Dataset:

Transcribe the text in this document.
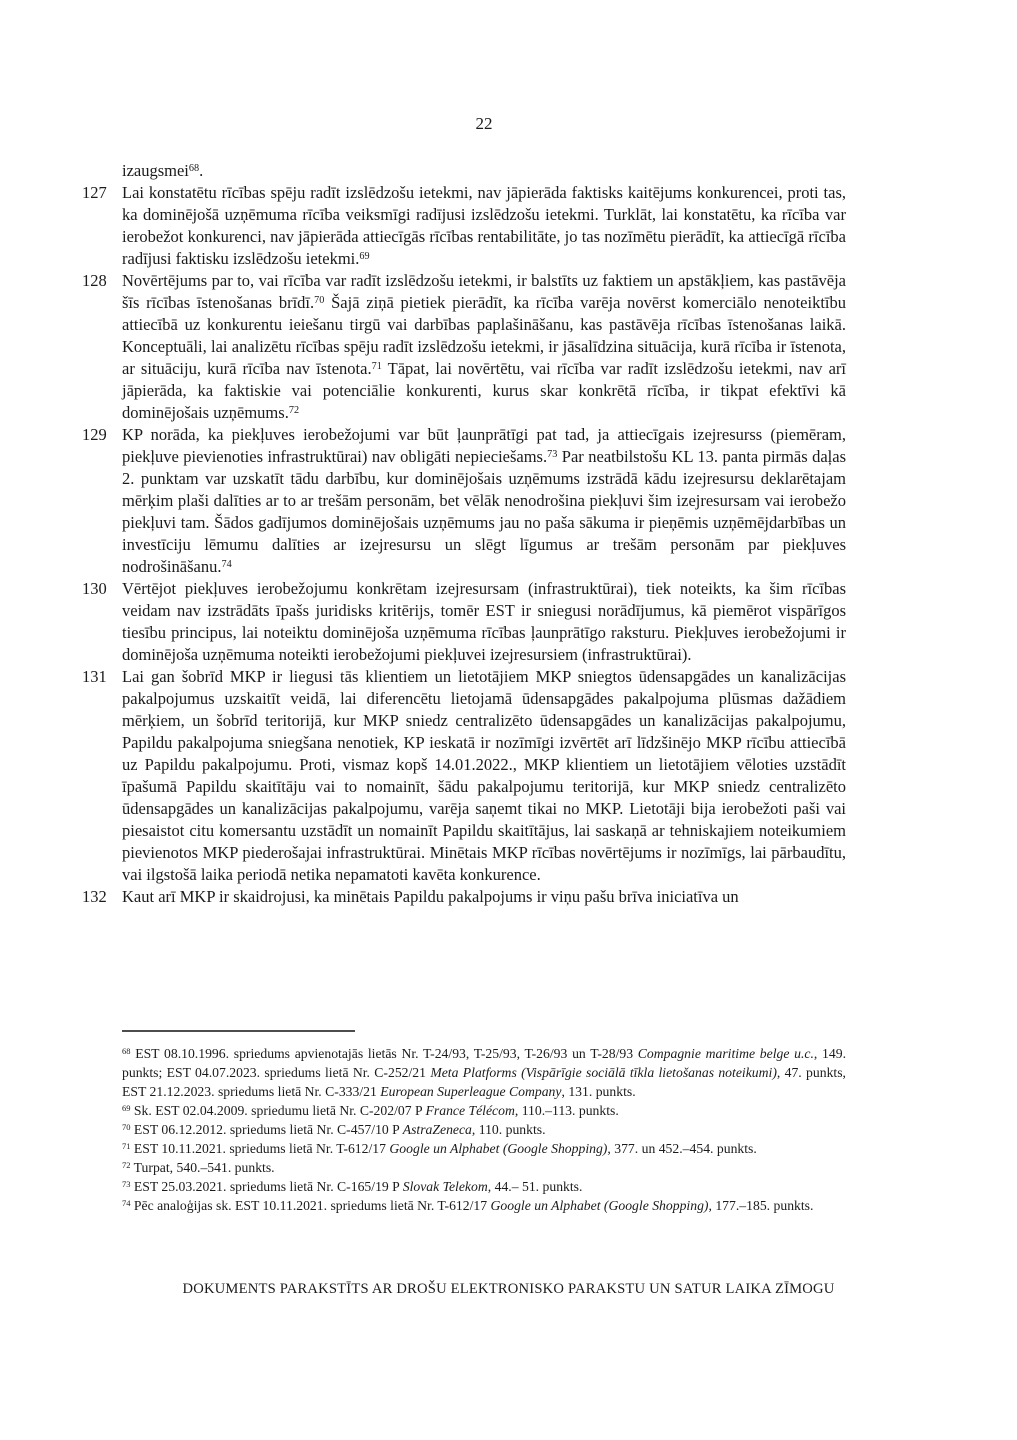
22
izaugsmei$^{68}$.
127 Lai konstatētu rīcības spēju radīt izslēdzošu ietekmi, nav jāpierāda faktisks kaitējums konkurencei, proti tas, ka dominējošā uzņēmuma rīcība veiksmīgi radījusi izslēdzošu ietekmi. Turklāt, lai konstatētu, ka rīcība var ierobežot konkurenci, nav jāpierāda attiecīgās rīcības rentabilitāte, jo tas nozīmētu pierādīt, ka attiecīgā rīcība radījusi faktisku izslēdzošu ietekmi.$^{69}$
128 Novērtējums par to, vai rīcība var radīt izslēdzošu ietekmi, ir balstīts uz faktiem un apstākļiem, kas pastāvēja šīs rīcības īstenošanas brīdī.$^{70}$ Šajā ziņā pietiek pierādīt, ka rīcība varēja novērst komerciālo nenoteiktību attiecībā uz konkurentu ieiešanu tirgū vai darbības paplašināšanu, kas pastāvēja rīcības īstenošanas laikā. Konceptuāli, lai analizētu rīcības spēju radīt izslēdzošu ietekmi, ir jāsalīdzina situācija, kurā rīcība ir īstenota, ar situāciju, kurā rīcība nav īstenota.$^{71}$ Tāpat, lai novērtētu, vai rīcība var radīt izslēdzošu ietekmi, nav arī jāpierāda, ka faktiskie vai potenciālie konkurenti, kurus skar konkrētā rīcība, ir tikpat efektīvi kā dominējošais uzņēmums.$^{72}$
129 KP norāda, ka piekļuves ierobežojumi var būt ļaunprātīgi pat tad, ja attiecīgais izejresurss (piemēram, piekļuve pievienoties infrastruktūrai) nav obligāti nepieciešams.$^{73}$ Par neatbilstošu KL 13. panta pirmās daļas 2. punktam var uzskatīt tādu darbību, kur dominējošais uzņēmums izstrādā kādu izejresursu deklarētajam mērķim plaši dalīties ar to ar trešām personām, bet vēlāk nenodrošina piekļuvi šim izejresursam vai ierobežo piekļuvi tam. Šādos gadījumos dominējošais uzņēmums jau no paša sākuma ir pieņēmis uzņēmējdarbības un investīciju lēmumu dalīties ar izejresursu un slēgt līgumus ar trešām personām par piekļuves nodrošināšanu.$^{74}$
130 Vērtējot piekļuves ierobežojumu konkrētam izejresursam (infrastruktūrai), tiek noteikts, ka šim rīcības veidam nav izstrādāts īpašs juridisks kritērijs, tomēr EST ir sniegusi norādījumus, kā piemērot vispārīgos tiesību principus, lai noteiktu dominējoša uzņēmuma rīcības ļaunprātīgo raksturu. Piekļuves ierobežojumi ir dominējoša uzņēmuma noteikti ierobežojumi piekļuvei izejresursiem (infrastruktūrai).
131 Lai gan šobrīd MKP ir liegusi tās klientiem un lietotājiem MKP sniegtos ūdensapgādes un kanalizācijas pakalpojumus uzskaitīt veidā, lai diferencētu lietojamā ūdensapgādes pakalpojuma plūsmas dažādiem mērķiem, un šobrīd teritorijā, kur MKP sniedz centralizēto ūdensapgādes un kanalizācijas pakalpojumu, Papildu pakalpojuma sniegšana nenotiek, KP ieskatā ir nozīmīgi izvērtēt arī līdzšinējo MKP rīcību attiecībā uz Papildu pakalpojumu. Proti, vismaz kopš 14.01.2022., MKP klientiem un lietotājiem vēloties uzstādīt īpašumā Papildu skaitītāju vai to nomainīt, šādu pakalpojumu teritorijā, kur MKP sniedz centralizēto ūdensapgādes un kanalizācijas pakalpojumu, varēja saņemt tikai no MKP. Lietotāji bija ierobežoti paši vai piesaistot citu komersantu uzstādīt un nomainīt Papildu skaitītājus, lai saskaņā ar tehniskajiem noteikumiem pievienotos MKP piederošajai infrastruktūrai. Minētais MKP rīcības novērtējums ir nozīmīgs, lai pārbaudītu, vai ilgstošā laika periodā netika nepamatoti kavēta konkurence.
132 Kaut arī MKP ir skaidrojusi, ka minētais Papildu pakalpojums ir viņu pašu brīva iniciatīva un
$^{68}$ EST 08.10.1996. spriedums apvienotajās lietās Nr. T-24/93, T-25/93, T-26/93 un T-28/93 Compagnie maritime belge u.c., 149. punkts; EST 04.07.2023. spriedums lietā Nr. C-252/21 Meta Platforms (Vispārīgie sociālā tīkla lietošanas noteikumi), 47. punkts, EST 21.12.2023. spriedums lietā Nr. C-333/21 European Superleague Company, 131. punkts.
$^{69}$ Sk. EST 02.04.2009. spriedumu lietā Nr. C-202/07 P France Télécom, 110.–113. punkts.
$^{70}$ EST 06.12.2012. spriedums lietā Nr. C-457/10 P AstraZeneca, 110. punkts.
$^{71}$ EST 10.11.2021. spriedums lietā Nr. T-612/17 Google un Alphabet (Google Shopping), 377. un 452.–454. punkts.
$^{72}$ Turpat, 540.–541. punkts.
$^{73}$ EST 25.03.2021. spriedums lietā Nr. C-165/19 P Slovak Telekom, 44.– 51. punkts.
$^{74}$ Pēc analoģijas sk. EST 10.11.2021. spriedums lietā Nr. T-612/17 Google un Alphabet (Google Shopping), 177.–185. punkts.
DOKUMENTS PARAKSTĪTS AR DROŠU ELEKTRONISKO PARAKSTU UN SATUR LAIKA ZĪMOGU
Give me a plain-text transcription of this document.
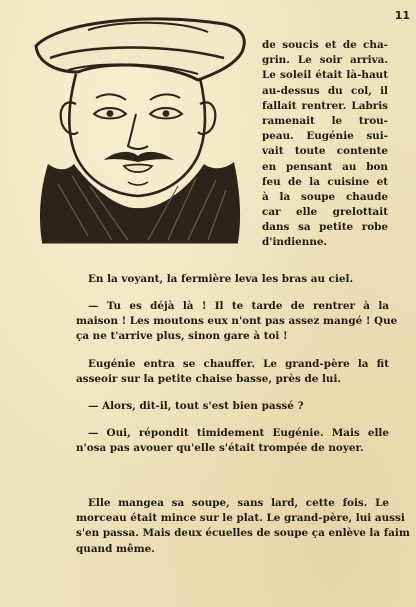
11
de soucis et de cha-
grin. Le soir arriva.
Le soleil était là-haut
au-dessus du col, il
fallait rentrer. Labris
ramenait le trou-
peau. Eugénie sui-
vait toute contente
en pensant au bon
feu de la cuisine et
à la soupe chaude
car elle grelottait
dans sa petite robe
d'indienne.
En la voyant, la fermière leva les bras au ciel.
— Tu es déjà là ! Il te tarde de rentrer à la
maison ! Les moutons eux n'ont pas assez mangé ! Que
ça ne t'arrive plus, sinon gare à toi !
Eugénie entra se chauffer. Le grand-père la fit
asseoir sur la petite chaise basse, près de lui.
— Alors, dit-il, tout s'est bien passé ?
— Oui, répondit timidement Eugénie. Mais elle
n'osa pas avouer qu'elle s'était trompée de noyer.
Elle mangea sa soupe, sans lard, cette fois. Le
morceau était mince sur le plat. Le grand-père, lui aussi
s'en passa. Mais deux écuelles de soupe ça enlève la faim
quand même.
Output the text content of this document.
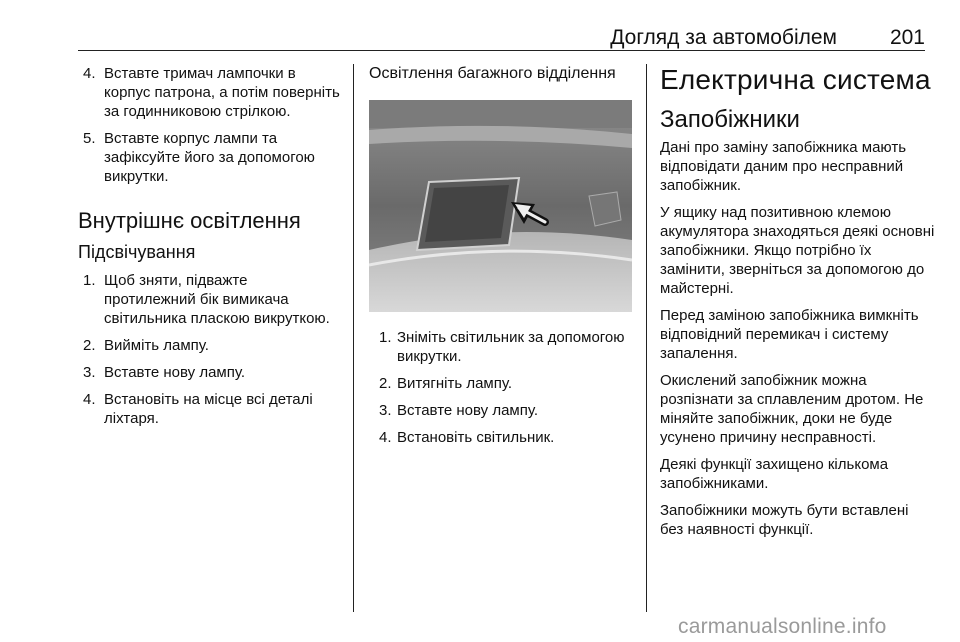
Догляд за автомобілем	201
4. Вставте тримач лампочки в корпус патрона, а потім поверніть за годинниковою стрілкою.
5. Вставте корпус лампи та зафіксуйте його за допомогою викрутки.
Внутрішнє освітлення
Підсвічування
1. Щоб зняти, підважте протилежний бік вимикача світильника пласкою викруткою.
2. Вийміть лампу.
3. Вставте нову лампу.
4. Встановіть на місце всі деталі ліхтаря.
Освітлення багажного відділення
1. Зніміть світильник за допомогою викрутки.
2. Витягніть лампу.
3. Вставте нову лампу.
4. Встановіть світильник.
Електрична система
Запобіжники

Дані про заміну запобіжника мають відповідати даним про несправний запобіжник.

У ящику над позитивною клемою акумулятора знаходяться деякі основні запобіжники. Якщо потрібно їх замінити, зверніться за допомогою до майстерні.

Перед заміною запобіжника вимкніть відповідний перемикач і систему запалення.

Окислений запобіжник можна розпізнати за сплавленим дротом. Не міняйте запобіжник, доки не буде усунено причину несправності.

Деякі функції захищено кількома запобіжниками.

Запобіжники можуть бути вставлені без наявності функції.

carmanualsonline.info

Prompt:
Extract, exactly as written, the span of lines from the one holding "Give me a plain-text" through the last line, inclusive. Skip any picture.

Solution:
Give me a plain-text transcription of this document.
11
de soucis et de cha-
grin. Le soir arriva.
Le soleil était là-haut
au-dessus du col, il
fallait rentrer. Labris
ramenait le trou-
peau. Eugénie sui-
vait toute contente
en pensant au bon
feu de la cuisine et
à la soupe chaude
car elle grelottait
dans sa petite robe
d'indienne.
En la voyant, la fermière leva les bras au ciel.
— Tu es déjà là ! Il te tarde de rentrer à la
maison ! Les moutons eux n'ont pas assez mangé ! Que
ça ne t'arrive plus, sinon gare à toi !
Eugénie entra se chauffer. Le grand-père la fit
asseoir sur la petite chaise basse, près de lui.
— Alors, dit-il, tout s'est bien passé ?
— Oui, répondit timidement Eugénie. Mais elle
n'osa pas avouer qu'elle s'était trompée de noyer.
Elle mangea sa soupe, sans lard, cette fois. Le
morceau était mince sur le plat. Le grand-père, lui aussi
s'en passa. Mais deux écuelles de soupe ça enlève la faim
quand même.
Output the text content of this document.
Догляд за автомобілем	201
4. Вставте тримач лампочки в корпус патрона, а потім поверніть за годинниковою стрілкою.
5. Вставте корпус лампи та зафіксуйте його за допомогою викрутки.
Внутрішнє освітлення
Підсвічування
1. Щоб зняти, підважте протилежний бік вимикача світильника пласкою викруткою.
2. Вийміть лампу.
3. Вставте нову лампу.
4. Встановіть на місце всі деталі ліхтаря.
Освітлення багажного відділення
1. Зніміть світильник за допомогою викрутки.
2. Витягніть лампу.
3. Вставте нову лампу.
4. Встановіть світильник.
Електрична система
Запобіжники

Дані про заміну запобіжника мають відповідати даним про несправний запобіжник.

У ящику над позитивною клемою акумулятора знаходяться деякі основні запобіжники. Якщо потрібно їх замінити, зверніться за допомогою до майстерні.

Перед заміною запобіжника вимкніть відповідний перемикач і систему запалення.

Окислений запобіжник можна розпізнати за сплавленим дротом. Не міняйте запобіжник, доки не буде усунено причину несправності.

Деякі функції захищено кількома запобіжниками.

Запобіжники можуть бути вставлені без наявності функції.

carmanualsonline.info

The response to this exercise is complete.